[Data records]
***
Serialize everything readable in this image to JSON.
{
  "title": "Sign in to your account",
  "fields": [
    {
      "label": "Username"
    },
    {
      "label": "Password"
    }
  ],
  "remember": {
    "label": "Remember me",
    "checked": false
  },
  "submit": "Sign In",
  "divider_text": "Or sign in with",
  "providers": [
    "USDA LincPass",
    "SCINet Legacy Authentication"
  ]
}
***
▶ What is needed: Each line of the listing above should be output exactly.

▶ Result:
Serialize everything readable in this image to JSON.
{
  "title": "Sign in to your account",
  "fields": [
    {
      "label": "Username"
    },
    {
      "label": "Password"
    }
  ],
  "remember": {
    "label": "Remember me",
    "checked": false
  },
  "submit": "Sign In",
  "divider_text": "Or sign in with",
  "providers": [
    "USDA LincPass",
    "SCINet Legacy Authentication"
  ]
}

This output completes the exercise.